> [GIVEN DATA]:
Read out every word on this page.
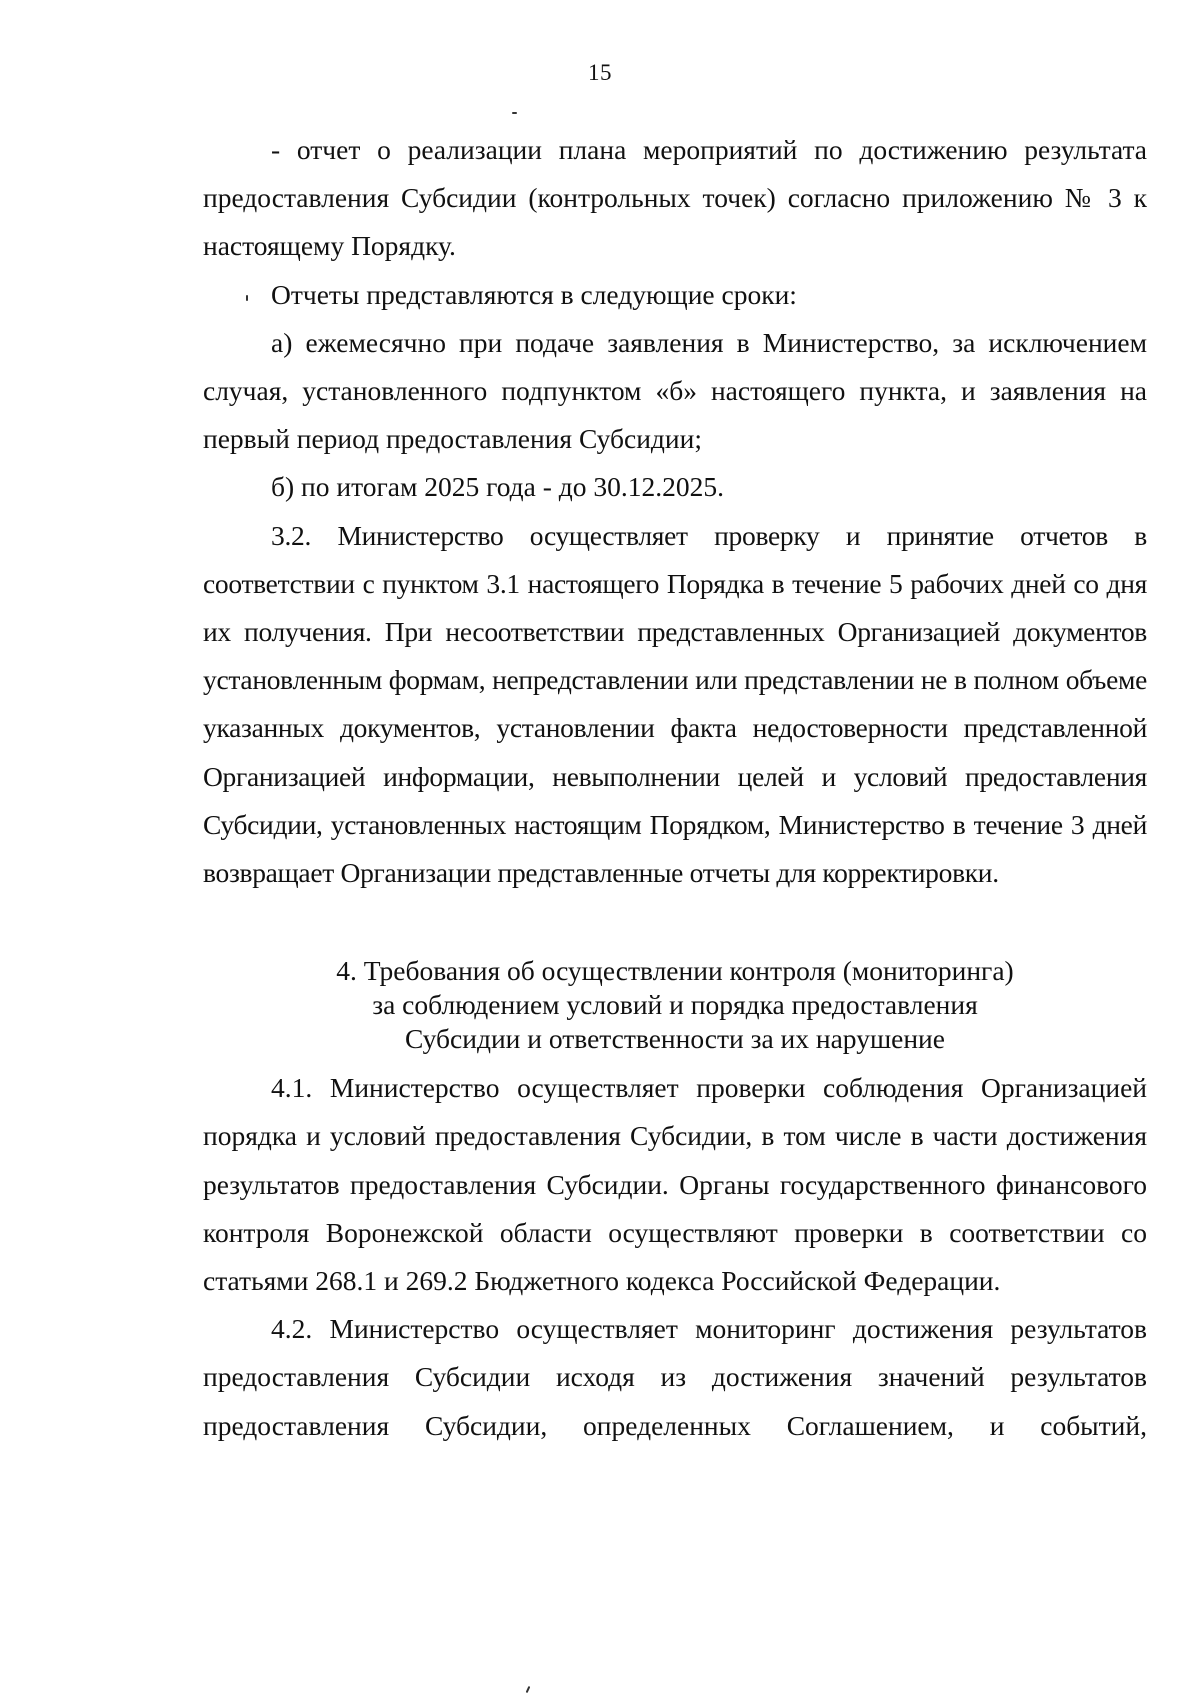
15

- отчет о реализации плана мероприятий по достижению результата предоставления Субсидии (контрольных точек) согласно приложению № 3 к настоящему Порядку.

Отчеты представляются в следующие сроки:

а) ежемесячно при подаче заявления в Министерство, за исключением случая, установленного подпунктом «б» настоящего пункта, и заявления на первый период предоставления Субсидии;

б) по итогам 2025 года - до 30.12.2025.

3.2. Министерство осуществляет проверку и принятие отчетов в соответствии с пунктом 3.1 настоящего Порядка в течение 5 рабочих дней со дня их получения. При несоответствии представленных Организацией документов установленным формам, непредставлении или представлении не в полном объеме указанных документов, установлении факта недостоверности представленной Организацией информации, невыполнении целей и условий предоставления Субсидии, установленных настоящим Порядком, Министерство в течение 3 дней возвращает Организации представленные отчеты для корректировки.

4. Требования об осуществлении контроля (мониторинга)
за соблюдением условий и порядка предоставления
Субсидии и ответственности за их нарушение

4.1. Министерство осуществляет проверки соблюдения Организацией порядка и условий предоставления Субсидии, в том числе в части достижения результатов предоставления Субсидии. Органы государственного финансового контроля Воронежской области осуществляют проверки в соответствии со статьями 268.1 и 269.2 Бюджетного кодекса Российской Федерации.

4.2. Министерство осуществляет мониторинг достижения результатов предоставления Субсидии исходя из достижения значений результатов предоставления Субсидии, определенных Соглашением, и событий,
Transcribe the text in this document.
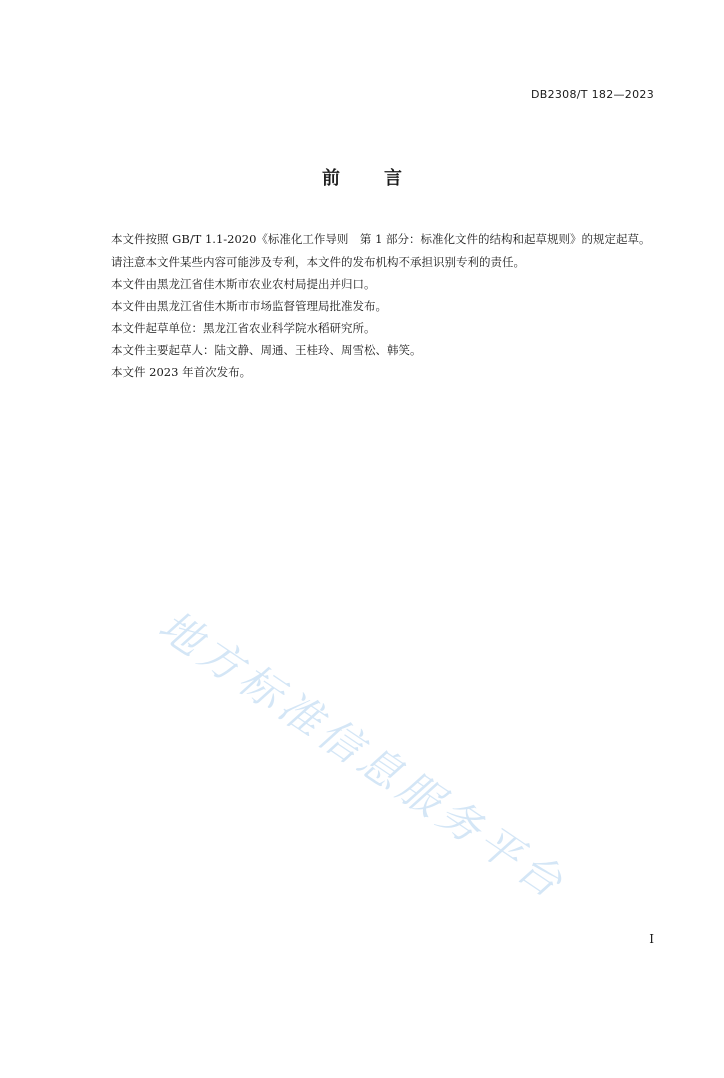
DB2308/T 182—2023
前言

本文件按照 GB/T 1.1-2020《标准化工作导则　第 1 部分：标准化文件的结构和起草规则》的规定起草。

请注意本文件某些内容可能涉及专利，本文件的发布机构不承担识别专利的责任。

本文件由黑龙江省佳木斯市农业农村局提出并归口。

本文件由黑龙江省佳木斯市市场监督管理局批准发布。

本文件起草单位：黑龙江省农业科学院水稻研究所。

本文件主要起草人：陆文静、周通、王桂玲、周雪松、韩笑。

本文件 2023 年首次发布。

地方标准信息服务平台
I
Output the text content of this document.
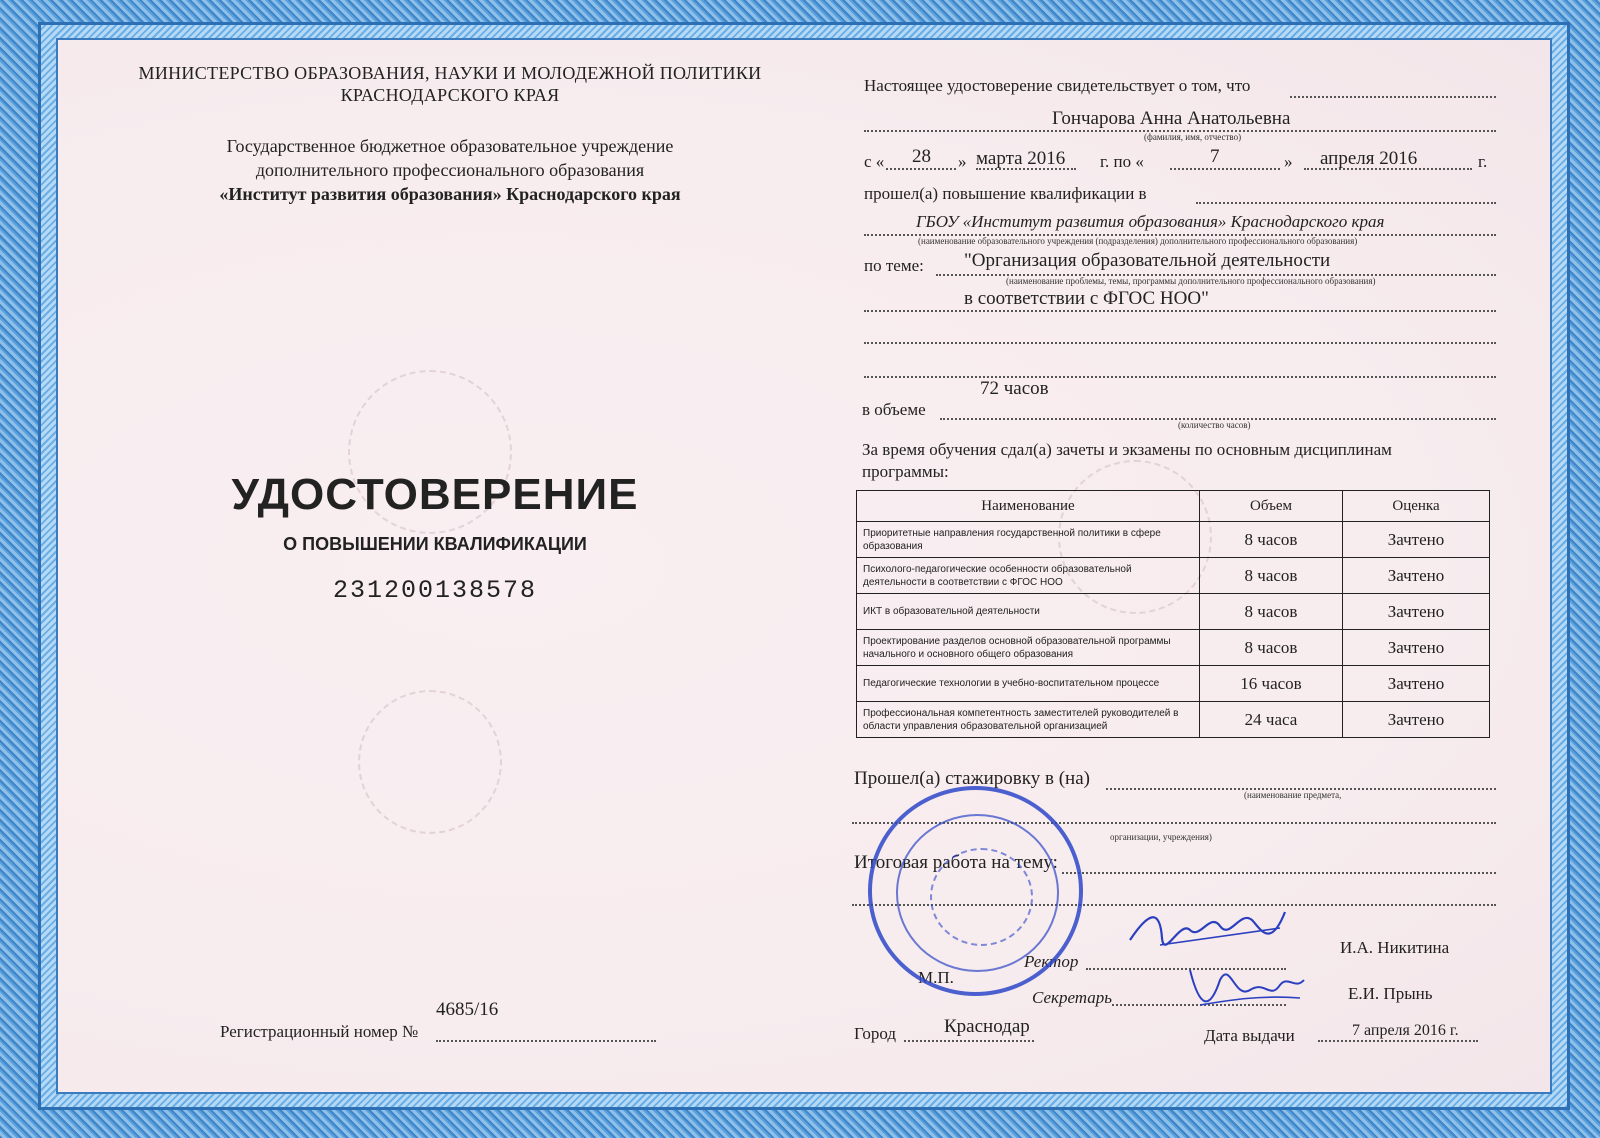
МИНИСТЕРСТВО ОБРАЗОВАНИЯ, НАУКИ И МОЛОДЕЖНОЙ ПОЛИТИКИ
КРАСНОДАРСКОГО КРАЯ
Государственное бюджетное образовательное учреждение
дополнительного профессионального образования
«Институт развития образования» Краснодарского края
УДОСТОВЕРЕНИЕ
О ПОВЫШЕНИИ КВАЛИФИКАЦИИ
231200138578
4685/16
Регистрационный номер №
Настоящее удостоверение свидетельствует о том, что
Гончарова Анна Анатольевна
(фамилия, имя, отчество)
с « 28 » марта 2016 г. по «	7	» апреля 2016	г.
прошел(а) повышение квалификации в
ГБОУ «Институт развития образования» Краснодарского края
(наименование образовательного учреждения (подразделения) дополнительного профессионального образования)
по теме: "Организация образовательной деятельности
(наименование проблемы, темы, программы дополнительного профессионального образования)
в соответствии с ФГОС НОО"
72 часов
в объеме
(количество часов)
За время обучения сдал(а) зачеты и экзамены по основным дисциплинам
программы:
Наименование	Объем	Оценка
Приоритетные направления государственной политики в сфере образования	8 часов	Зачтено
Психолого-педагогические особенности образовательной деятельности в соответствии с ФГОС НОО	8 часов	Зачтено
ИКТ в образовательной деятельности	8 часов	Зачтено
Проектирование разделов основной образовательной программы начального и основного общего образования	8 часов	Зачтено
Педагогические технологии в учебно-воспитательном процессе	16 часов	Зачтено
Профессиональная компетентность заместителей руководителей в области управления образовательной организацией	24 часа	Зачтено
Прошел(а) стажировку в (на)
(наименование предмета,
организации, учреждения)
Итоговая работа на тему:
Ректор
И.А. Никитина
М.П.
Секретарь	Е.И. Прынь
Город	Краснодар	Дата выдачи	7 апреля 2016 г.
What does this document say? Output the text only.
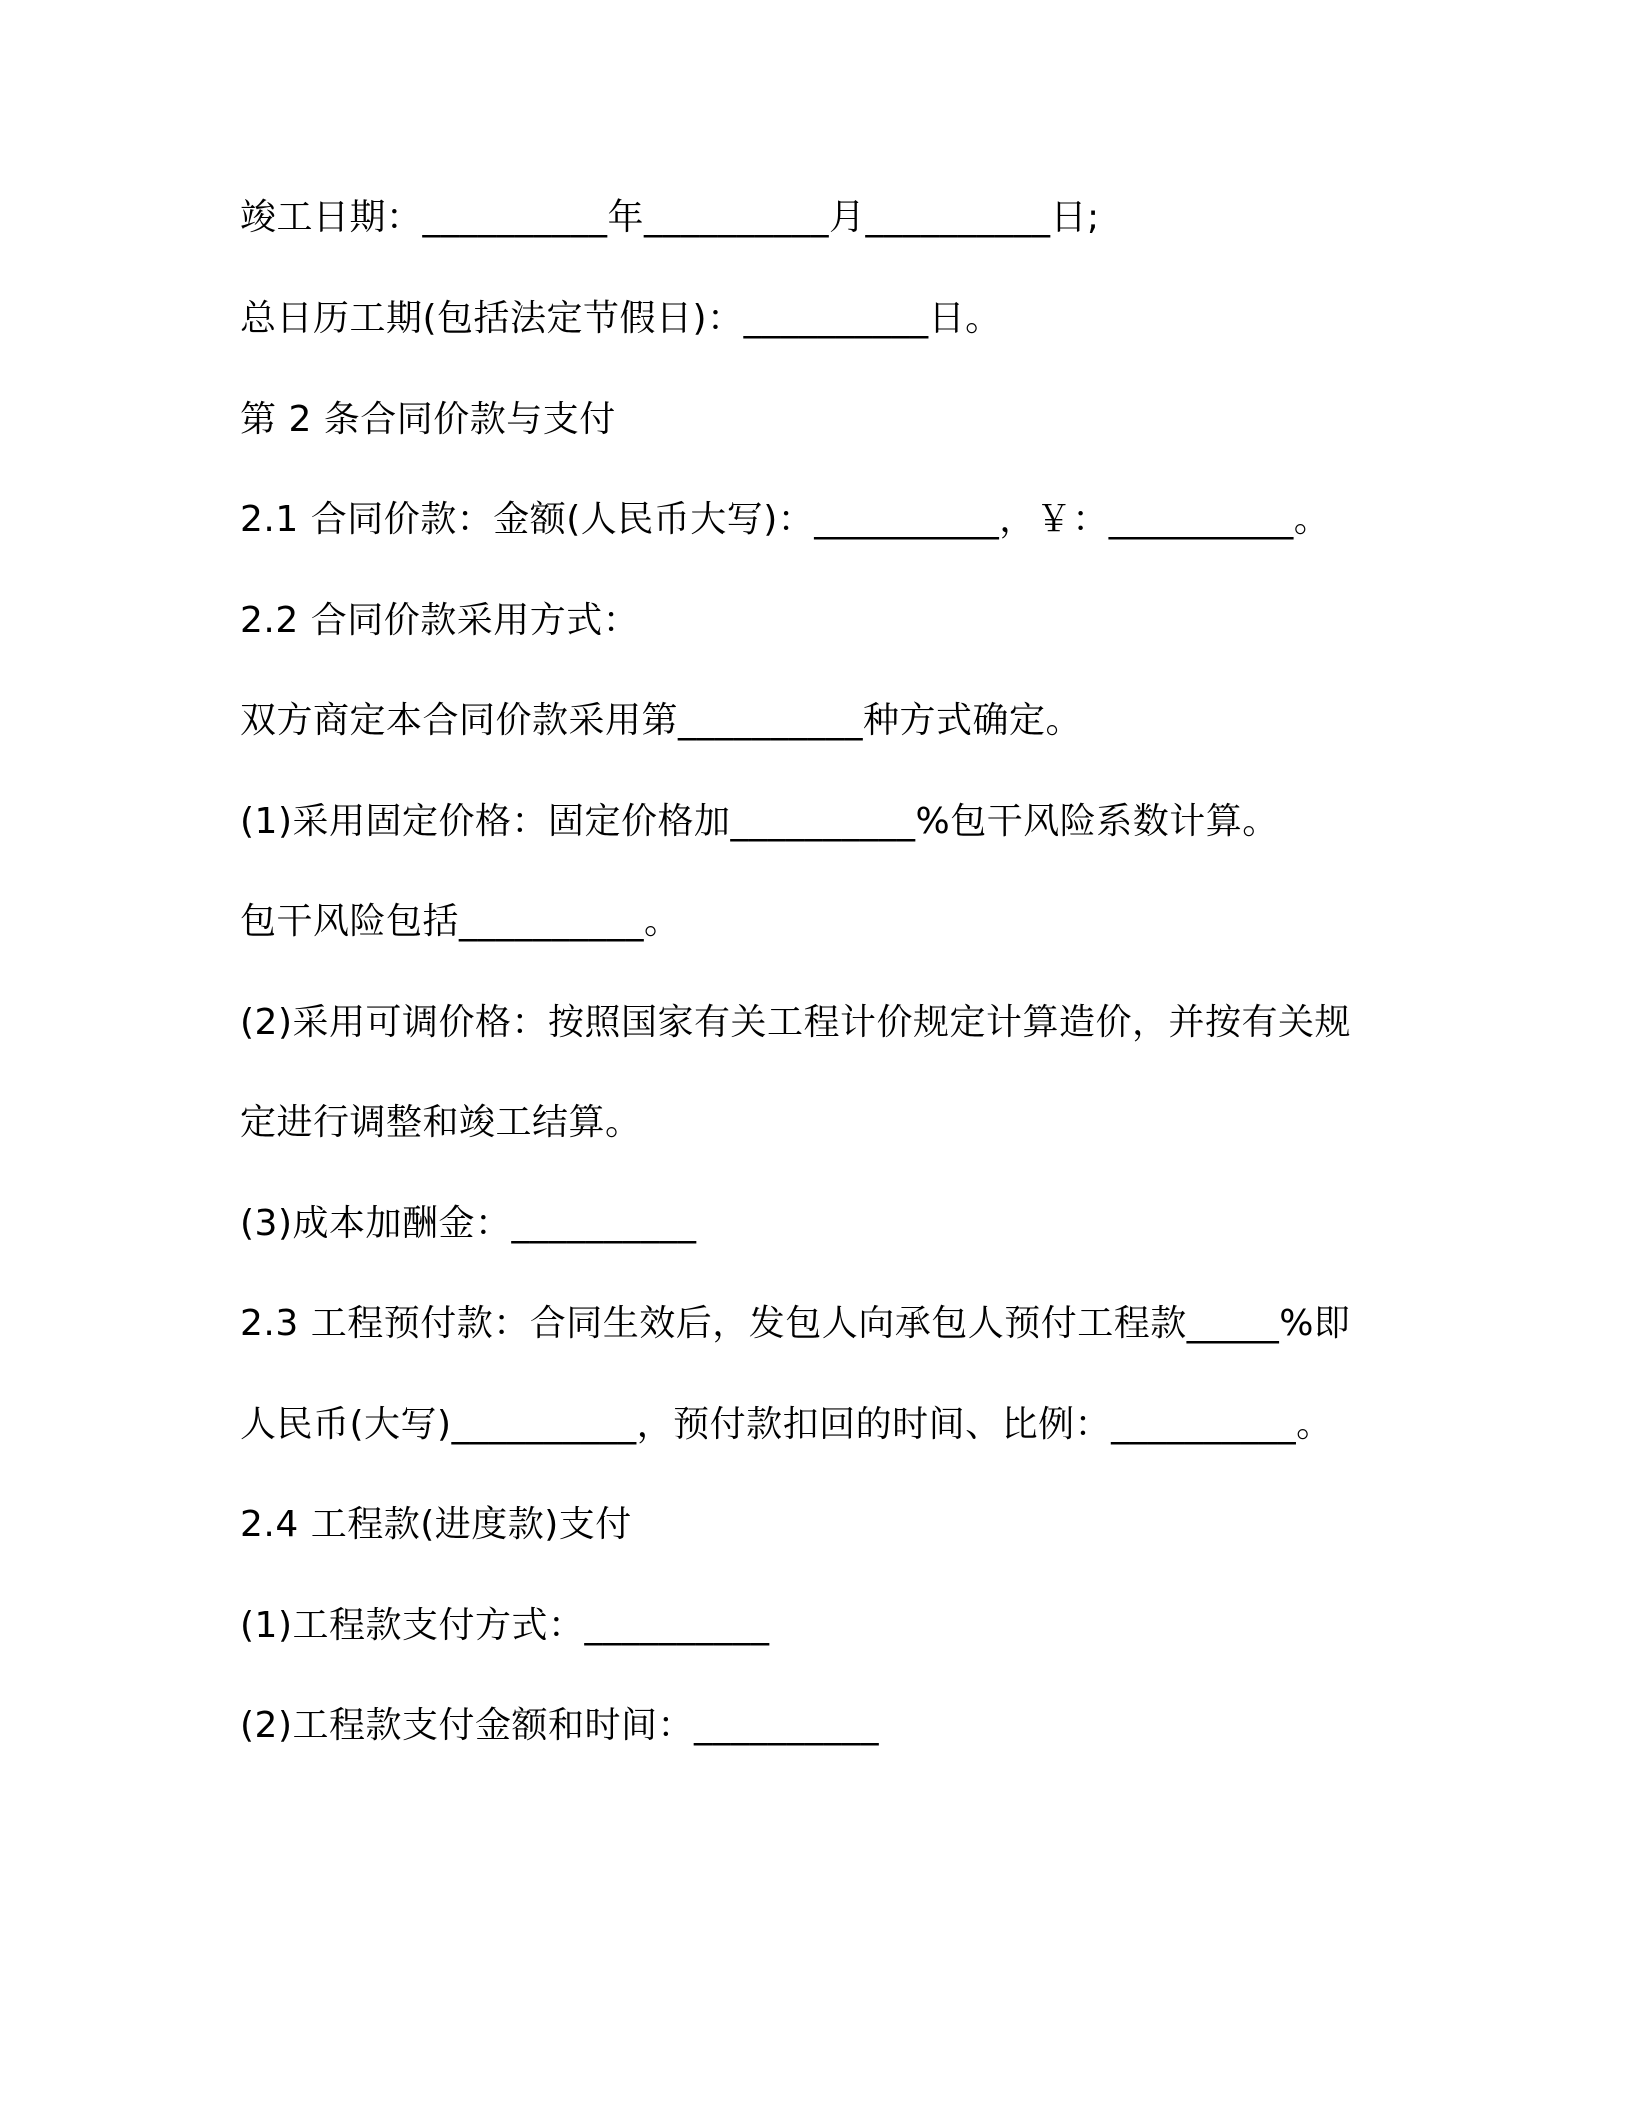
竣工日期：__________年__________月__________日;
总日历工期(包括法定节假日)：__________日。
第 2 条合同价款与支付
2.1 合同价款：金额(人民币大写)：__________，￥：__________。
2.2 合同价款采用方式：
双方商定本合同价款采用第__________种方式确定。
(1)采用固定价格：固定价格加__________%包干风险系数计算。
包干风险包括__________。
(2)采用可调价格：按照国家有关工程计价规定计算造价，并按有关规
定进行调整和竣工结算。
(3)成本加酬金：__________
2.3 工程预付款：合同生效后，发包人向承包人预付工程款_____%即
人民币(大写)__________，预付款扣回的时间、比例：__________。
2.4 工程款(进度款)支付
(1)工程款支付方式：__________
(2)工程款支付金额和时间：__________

> [GIVEN PROBLEM]: Select every line of the records holding the string "дополнительного".

> [OUTPUT]:
дополнительного профессионального образования
(наименование образовательного учреждения (подразделения) дополнительного профессионального образования)
(наименование проблемы, темы, программы дополнительного профессионального образования)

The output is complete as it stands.